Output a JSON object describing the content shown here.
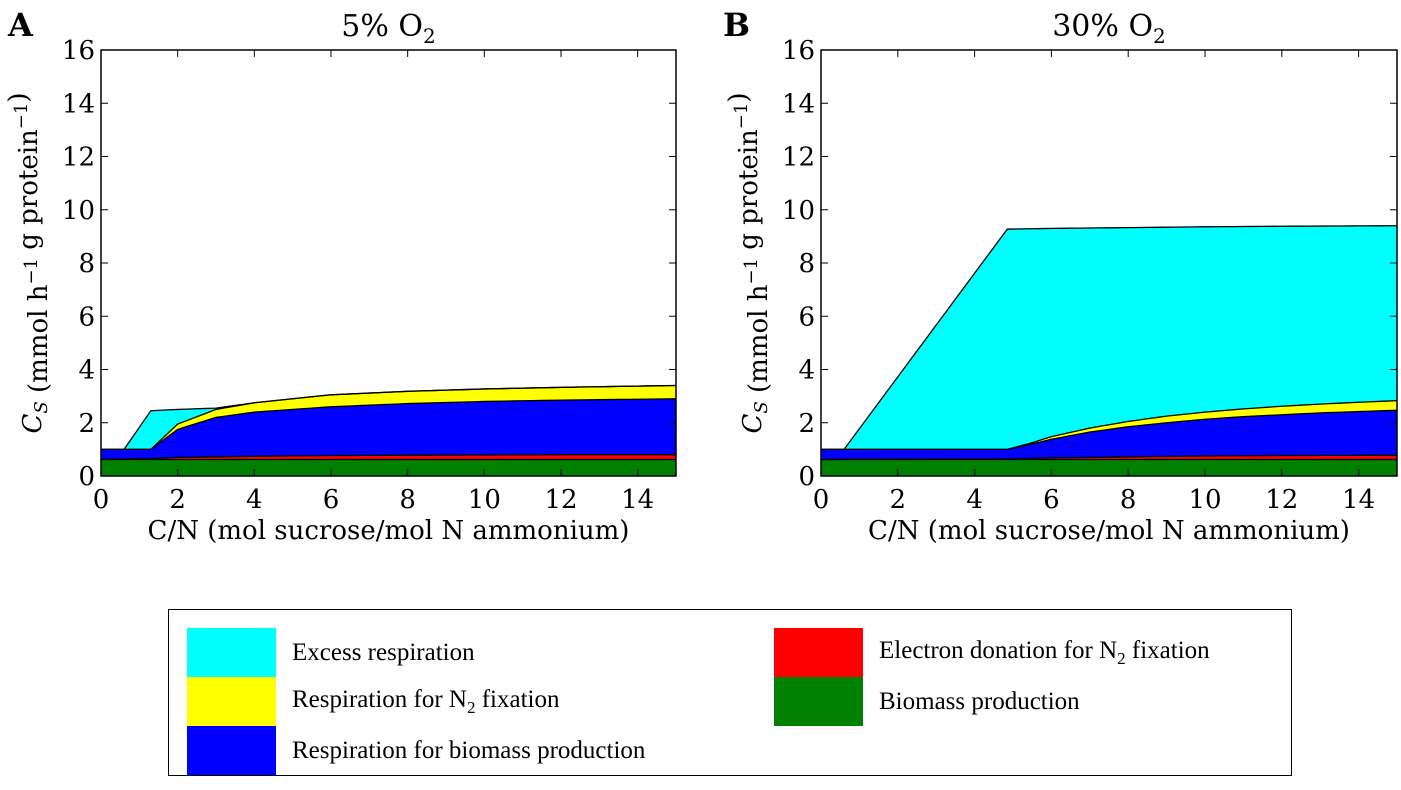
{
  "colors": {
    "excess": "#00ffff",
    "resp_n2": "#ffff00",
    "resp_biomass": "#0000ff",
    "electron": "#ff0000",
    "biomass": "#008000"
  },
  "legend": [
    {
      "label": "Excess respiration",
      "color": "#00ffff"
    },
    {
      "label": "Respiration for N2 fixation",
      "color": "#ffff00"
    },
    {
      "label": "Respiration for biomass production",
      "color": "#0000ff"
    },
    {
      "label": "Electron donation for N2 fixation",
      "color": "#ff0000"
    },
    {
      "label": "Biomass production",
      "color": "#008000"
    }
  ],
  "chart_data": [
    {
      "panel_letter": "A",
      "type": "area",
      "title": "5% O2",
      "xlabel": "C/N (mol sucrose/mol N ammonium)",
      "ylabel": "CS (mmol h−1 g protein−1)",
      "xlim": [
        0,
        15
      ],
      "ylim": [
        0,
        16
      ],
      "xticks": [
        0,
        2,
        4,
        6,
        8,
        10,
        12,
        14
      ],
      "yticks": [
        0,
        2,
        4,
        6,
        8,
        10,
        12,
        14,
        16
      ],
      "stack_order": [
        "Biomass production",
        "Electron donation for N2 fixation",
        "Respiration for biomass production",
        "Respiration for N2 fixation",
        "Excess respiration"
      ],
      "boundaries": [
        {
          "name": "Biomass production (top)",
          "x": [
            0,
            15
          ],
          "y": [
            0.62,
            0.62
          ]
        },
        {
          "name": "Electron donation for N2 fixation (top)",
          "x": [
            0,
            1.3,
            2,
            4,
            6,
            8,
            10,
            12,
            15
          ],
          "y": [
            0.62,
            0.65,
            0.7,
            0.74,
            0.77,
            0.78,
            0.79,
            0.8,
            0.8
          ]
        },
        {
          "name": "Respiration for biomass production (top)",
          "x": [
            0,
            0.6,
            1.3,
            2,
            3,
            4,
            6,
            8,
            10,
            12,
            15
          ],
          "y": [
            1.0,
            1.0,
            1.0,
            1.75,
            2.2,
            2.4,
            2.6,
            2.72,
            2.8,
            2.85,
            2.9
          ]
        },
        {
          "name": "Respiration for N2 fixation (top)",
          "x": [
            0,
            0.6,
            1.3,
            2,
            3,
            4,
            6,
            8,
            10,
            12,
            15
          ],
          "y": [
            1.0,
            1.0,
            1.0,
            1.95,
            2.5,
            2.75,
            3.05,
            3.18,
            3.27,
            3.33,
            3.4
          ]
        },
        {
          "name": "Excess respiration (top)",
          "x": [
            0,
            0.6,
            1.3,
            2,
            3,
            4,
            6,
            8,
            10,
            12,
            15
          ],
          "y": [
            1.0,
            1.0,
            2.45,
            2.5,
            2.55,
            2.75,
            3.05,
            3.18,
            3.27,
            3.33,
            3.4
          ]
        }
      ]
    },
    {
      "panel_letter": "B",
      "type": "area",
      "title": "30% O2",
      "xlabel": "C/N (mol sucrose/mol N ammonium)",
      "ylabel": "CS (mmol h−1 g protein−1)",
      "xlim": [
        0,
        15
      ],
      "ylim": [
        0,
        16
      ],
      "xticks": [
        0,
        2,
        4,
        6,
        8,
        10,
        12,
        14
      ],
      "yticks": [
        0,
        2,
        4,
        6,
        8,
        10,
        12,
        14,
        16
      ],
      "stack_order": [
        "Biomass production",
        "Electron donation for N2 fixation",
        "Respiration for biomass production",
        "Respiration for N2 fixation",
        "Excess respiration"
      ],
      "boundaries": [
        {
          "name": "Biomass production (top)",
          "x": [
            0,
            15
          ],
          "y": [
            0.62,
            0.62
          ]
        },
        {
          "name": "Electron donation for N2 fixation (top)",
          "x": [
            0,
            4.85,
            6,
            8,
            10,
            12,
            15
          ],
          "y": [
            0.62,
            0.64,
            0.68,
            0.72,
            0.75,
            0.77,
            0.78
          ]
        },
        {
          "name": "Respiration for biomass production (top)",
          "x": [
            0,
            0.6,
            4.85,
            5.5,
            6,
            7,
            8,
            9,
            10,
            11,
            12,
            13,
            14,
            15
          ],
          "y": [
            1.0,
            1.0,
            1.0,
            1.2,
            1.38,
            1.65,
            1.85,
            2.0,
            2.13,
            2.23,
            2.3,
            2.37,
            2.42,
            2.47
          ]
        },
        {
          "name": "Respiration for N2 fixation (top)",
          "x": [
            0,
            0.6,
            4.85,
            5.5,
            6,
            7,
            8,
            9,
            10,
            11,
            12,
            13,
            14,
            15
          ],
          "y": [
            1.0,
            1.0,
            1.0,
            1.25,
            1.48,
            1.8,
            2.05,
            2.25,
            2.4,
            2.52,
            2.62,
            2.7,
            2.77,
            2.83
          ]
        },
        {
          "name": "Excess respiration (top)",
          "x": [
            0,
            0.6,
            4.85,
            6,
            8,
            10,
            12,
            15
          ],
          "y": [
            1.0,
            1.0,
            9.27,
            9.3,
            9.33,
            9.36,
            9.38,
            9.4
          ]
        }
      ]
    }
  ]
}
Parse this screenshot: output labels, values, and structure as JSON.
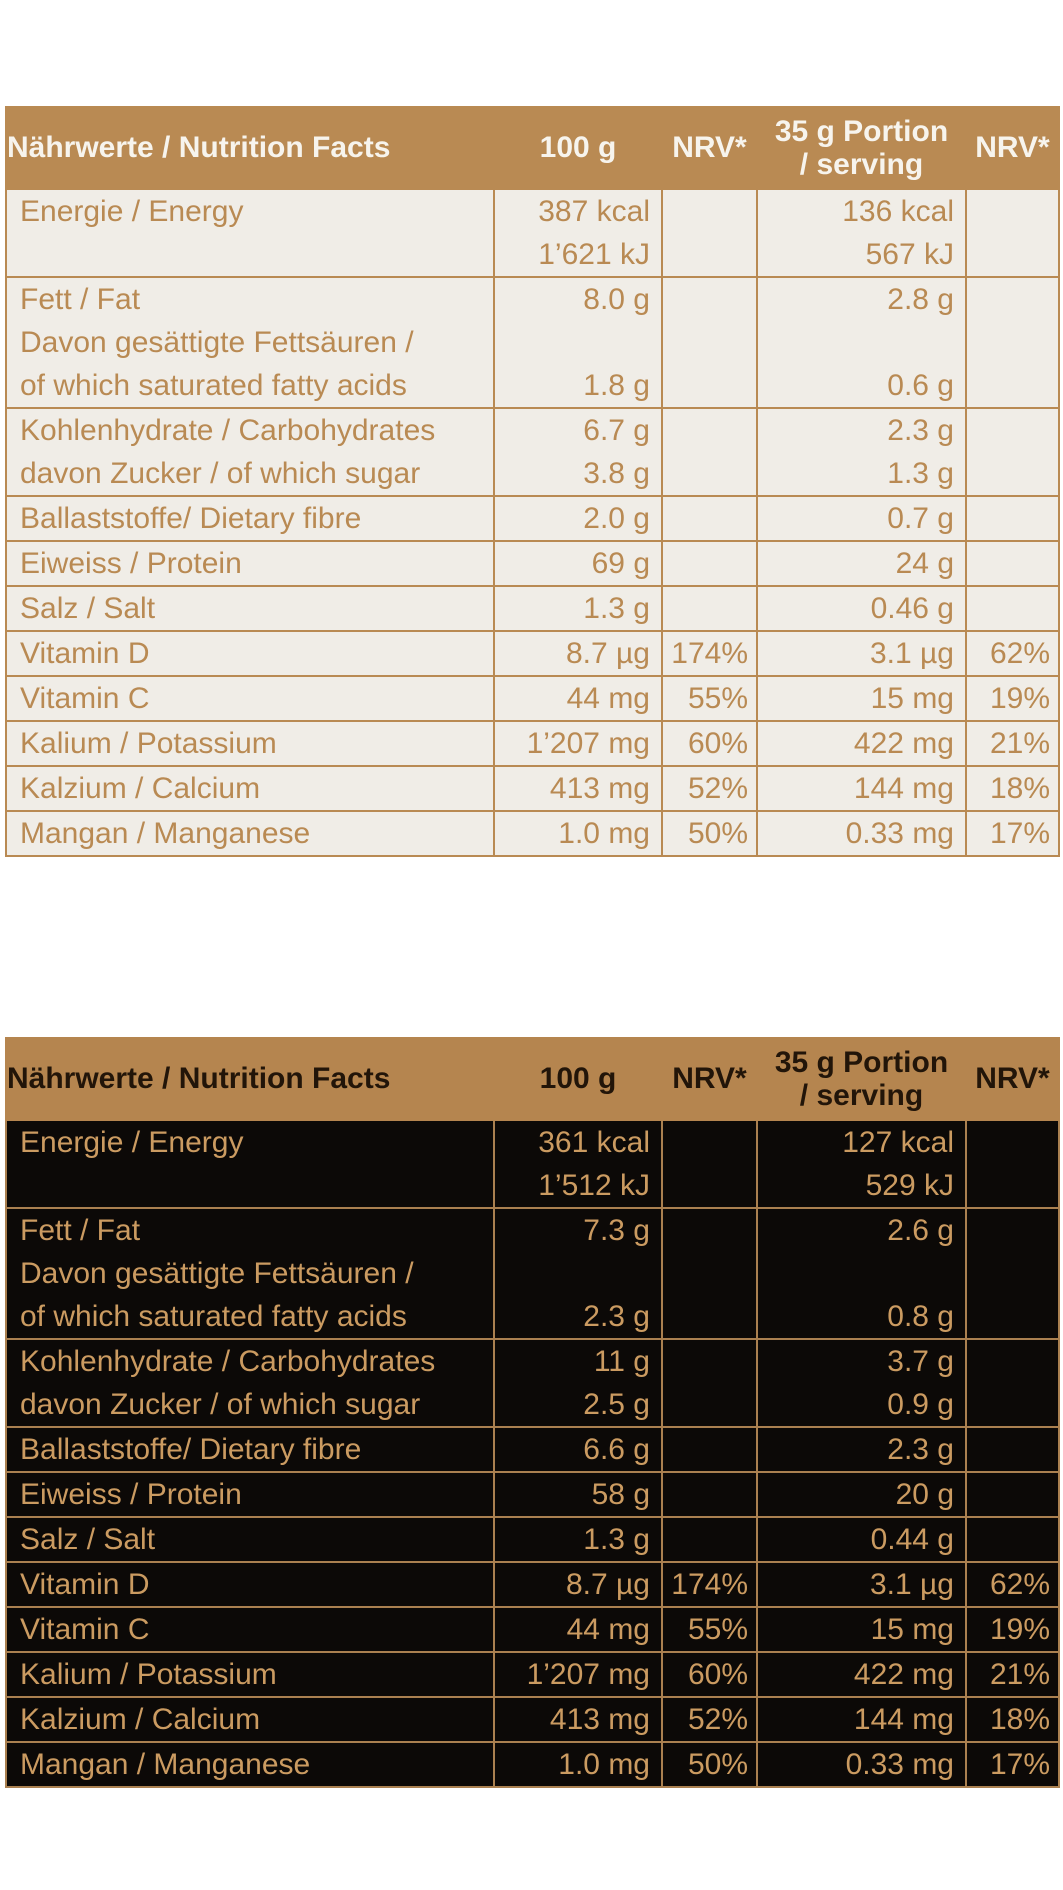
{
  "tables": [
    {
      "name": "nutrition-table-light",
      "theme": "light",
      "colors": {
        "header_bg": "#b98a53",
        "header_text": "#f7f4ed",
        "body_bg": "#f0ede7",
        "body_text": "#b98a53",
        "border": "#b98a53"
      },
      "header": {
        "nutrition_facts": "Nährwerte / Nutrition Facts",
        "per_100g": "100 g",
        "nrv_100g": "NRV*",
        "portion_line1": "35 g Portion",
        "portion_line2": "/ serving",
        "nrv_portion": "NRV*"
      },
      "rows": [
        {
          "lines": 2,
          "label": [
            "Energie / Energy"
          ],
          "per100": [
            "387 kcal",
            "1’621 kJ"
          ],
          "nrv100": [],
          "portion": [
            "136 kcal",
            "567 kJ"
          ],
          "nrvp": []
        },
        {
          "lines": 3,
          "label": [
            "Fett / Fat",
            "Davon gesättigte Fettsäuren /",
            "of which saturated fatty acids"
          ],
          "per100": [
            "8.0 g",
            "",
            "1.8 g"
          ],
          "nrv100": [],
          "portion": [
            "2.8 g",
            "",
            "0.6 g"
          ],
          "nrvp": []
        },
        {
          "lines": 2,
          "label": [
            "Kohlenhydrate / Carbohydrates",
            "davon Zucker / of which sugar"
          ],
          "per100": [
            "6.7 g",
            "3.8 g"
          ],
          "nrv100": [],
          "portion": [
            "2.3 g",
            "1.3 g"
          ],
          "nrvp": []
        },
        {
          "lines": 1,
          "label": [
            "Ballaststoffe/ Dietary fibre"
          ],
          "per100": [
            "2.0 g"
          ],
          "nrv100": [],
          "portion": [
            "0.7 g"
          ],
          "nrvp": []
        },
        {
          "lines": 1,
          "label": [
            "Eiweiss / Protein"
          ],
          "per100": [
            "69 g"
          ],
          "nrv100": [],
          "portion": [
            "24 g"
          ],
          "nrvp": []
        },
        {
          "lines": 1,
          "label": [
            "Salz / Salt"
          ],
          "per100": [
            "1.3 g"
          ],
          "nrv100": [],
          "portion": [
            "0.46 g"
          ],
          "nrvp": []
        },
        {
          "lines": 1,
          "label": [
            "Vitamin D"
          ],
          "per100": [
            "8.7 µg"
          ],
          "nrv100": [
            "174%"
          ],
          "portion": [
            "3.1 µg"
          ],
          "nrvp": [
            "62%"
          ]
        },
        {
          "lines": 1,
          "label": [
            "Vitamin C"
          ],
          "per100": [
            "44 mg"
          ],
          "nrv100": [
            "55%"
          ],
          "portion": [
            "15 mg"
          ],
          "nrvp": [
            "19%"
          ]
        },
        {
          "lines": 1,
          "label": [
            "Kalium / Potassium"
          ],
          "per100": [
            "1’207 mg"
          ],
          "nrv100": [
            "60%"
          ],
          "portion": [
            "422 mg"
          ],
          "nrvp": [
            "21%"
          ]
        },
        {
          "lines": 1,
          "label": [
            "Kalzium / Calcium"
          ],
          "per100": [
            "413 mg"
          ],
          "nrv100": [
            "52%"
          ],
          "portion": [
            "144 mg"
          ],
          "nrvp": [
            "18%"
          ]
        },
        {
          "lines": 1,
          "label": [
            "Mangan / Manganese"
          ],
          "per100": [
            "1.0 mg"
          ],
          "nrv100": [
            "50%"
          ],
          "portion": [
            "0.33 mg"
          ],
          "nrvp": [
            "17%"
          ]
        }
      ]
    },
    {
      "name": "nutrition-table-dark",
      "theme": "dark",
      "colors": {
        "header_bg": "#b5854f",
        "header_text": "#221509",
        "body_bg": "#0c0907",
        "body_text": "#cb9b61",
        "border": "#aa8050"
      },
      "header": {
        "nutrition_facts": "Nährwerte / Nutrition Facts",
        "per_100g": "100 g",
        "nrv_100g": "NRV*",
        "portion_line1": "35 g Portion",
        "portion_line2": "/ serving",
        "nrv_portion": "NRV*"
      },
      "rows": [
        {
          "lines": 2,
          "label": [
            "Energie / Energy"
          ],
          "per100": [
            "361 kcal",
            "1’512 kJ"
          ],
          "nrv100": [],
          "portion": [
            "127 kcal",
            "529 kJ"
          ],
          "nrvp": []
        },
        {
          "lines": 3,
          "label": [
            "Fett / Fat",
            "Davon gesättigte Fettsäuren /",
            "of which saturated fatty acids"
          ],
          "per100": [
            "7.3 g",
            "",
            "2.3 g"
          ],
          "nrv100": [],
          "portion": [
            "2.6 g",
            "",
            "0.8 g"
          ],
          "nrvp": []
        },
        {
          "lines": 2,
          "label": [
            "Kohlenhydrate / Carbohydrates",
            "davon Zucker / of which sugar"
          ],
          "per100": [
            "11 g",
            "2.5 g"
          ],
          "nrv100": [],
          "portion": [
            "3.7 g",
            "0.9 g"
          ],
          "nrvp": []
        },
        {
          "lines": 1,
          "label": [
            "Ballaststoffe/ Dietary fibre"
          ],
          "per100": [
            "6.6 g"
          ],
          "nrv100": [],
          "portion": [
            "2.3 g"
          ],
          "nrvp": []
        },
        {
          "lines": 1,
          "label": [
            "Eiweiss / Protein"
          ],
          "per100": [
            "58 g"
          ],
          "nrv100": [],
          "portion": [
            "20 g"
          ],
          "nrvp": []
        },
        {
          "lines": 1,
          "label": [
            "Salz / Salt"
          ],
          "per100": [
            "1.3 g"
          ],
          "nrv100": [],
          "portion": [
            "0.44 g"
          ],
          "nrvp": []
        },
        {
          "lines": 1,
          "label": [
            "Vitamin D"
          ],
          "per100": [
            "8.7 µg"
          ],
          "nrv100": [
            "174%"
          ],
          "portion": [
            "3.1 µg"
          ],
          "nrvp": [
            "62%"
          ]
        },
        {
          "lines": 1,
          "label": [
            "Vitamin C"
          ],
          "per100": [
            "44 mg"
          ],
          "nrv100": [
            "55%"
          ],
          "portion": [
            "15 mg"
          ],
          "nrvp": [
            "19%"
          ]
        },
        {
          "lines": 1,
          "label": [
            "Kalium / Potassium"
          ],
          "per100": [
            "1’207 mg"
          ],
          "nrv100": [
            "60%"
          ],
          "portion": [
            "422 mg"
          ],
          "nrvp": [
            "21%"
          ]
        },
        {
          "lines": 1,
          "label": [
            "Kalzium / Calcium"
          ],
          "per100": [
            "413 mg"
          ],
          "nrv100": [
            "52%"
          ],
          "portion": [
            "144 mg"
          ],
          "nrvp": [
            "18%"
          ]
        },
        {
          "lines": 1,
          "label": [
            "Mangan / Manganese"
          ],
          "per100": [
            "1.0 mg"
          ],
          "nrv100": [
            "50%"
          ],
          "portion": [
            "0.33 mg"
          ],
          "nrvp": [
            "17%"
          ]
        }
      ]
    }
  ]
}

★ ★ ★

Every line with the word "JSON" in it should be copied from the listing above.

#### [Answer to this task]
Output a JSON object describing the content shown here.
Parse this screenshot: output labels, values, and structure as JSON.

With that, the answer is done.